Sister Simone Campbell, the executive director of the Catholic social justice pressure group Network and leader of the Nuns on the Bus project, which tours the US to draw attention to social issues, said the report “reflects the difference that a different pope can make”.
 
She said: “It was really wonderful to have the document say that religious women, more than most, may understand Pope Francis’s call to care for the poor and marginalised. The invitation to dialogue – I really hope they mean it.”
 
The relief among the senior American nuns who had come to Rome for the presentation of the report was almost tangible. Mother Mary Clare Millea, the superior general of the Apostles of the Sacred Heart of Jesus, who headed the investigation, broke down briefly when she reached the passage of her prepared statement in which she thanked the cardinal and his deputy “for responding to us with sensitivity, respect and clarity”.
 
She finished her report in January 2012 and had been waiting for the Vatican’s reaction ever since.
 
Sister Sharon Holland, the outgoing president of the LCWR, which was targeted in 2012, said the remit of the investigation had been “troubling”. But, she said, “Today we are looking at an affirmative and realistic report which, we know, is based on the study of written responses and on countless hours of attentive listening.”

PROVIDED DATA:
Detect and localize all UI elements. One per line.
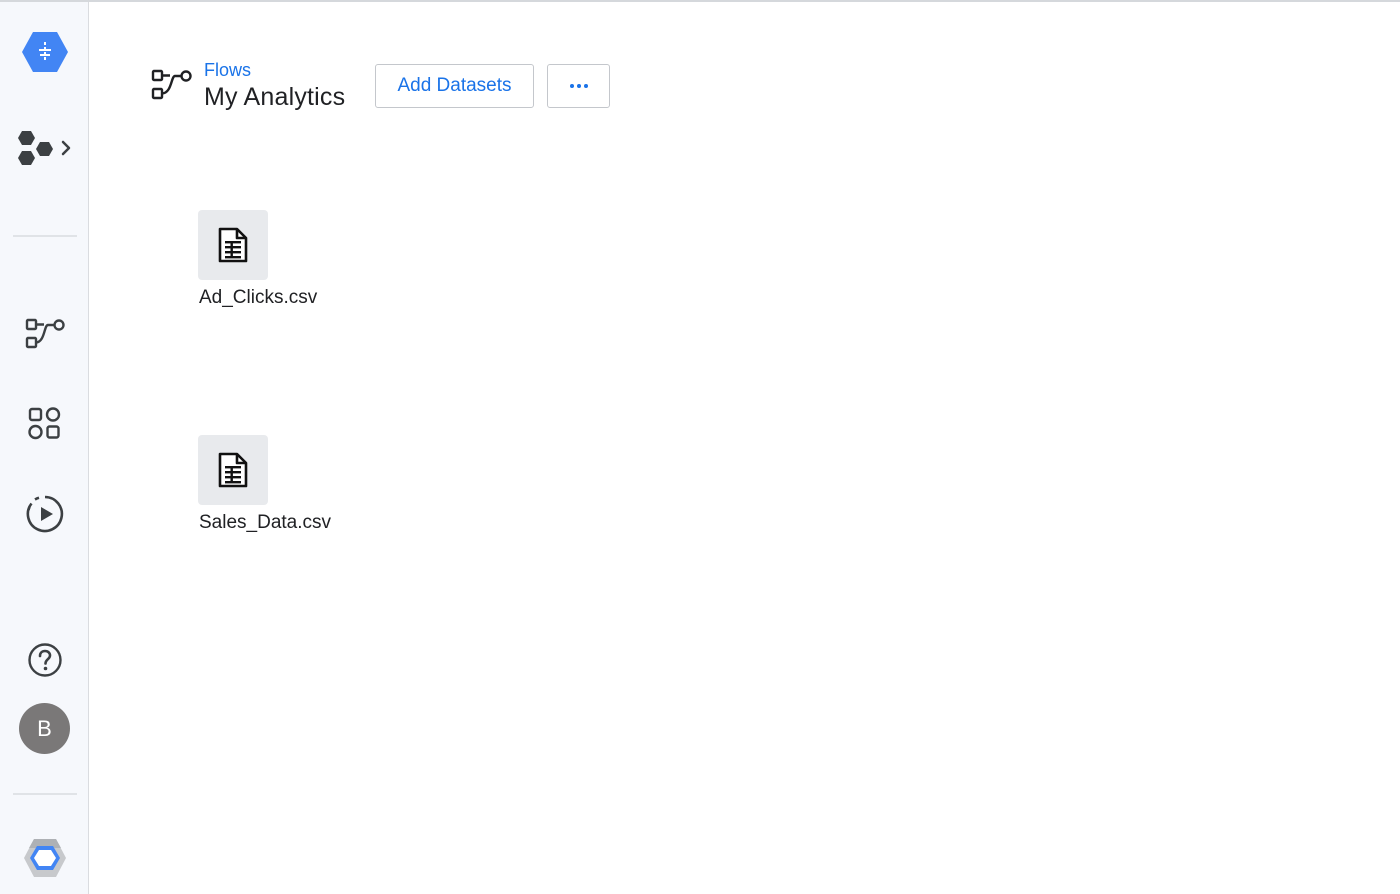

INSTRUCTIONS:
**1.** From the excerpt about the Vatican report on American nuns, render this sentence in Spanish: "The relief among the senior American nuns who had come to Rome for the presentation of the report was almost tangible."
**2.** Extend the excerpt about the Vatican report on American nuns, picking up after its final sentence.

RESPONSES PER TASK:
**1.** El alivio entre las monjas estadounidenses de alto rango que habían venido a Roma para la presentación del informe era casi palpable.

**2.**
Sister Marcia Allen, the LCWR’s president-elect, said the results were “very positive,” and the 2012 attitude seemed completely absent in the new report. “I think this report will create new avenues for women religious – and women in general – to begin to move to a position in the church where they can be a part of real decision-making.”
 
However, Ellen Euclide, director of programmes at Call to Action, a group lobbying for change in the Catholic church, said the disappointment of the 2012 criticism had not yet gone away. “People still know … it was a demeaning way to treat women who have devoted their lives to ministry,” she said. “I don’t think that’s changed. ”
 
“But I do think people saw some hope in the way the report came out,” she added. “We do feel a new energy in the Vatican, and hopefully it breaks down some of the patriarchy that led to the [2012] mandate.”
 
She wants a formal apology for the 2012 censor and mandate, but Campbell said she thought such an event was unlikely. “Rome will never say they’re wrong. I think they’re just going to let it run out. They won’t say ‘oops.’ But life is changing around it.”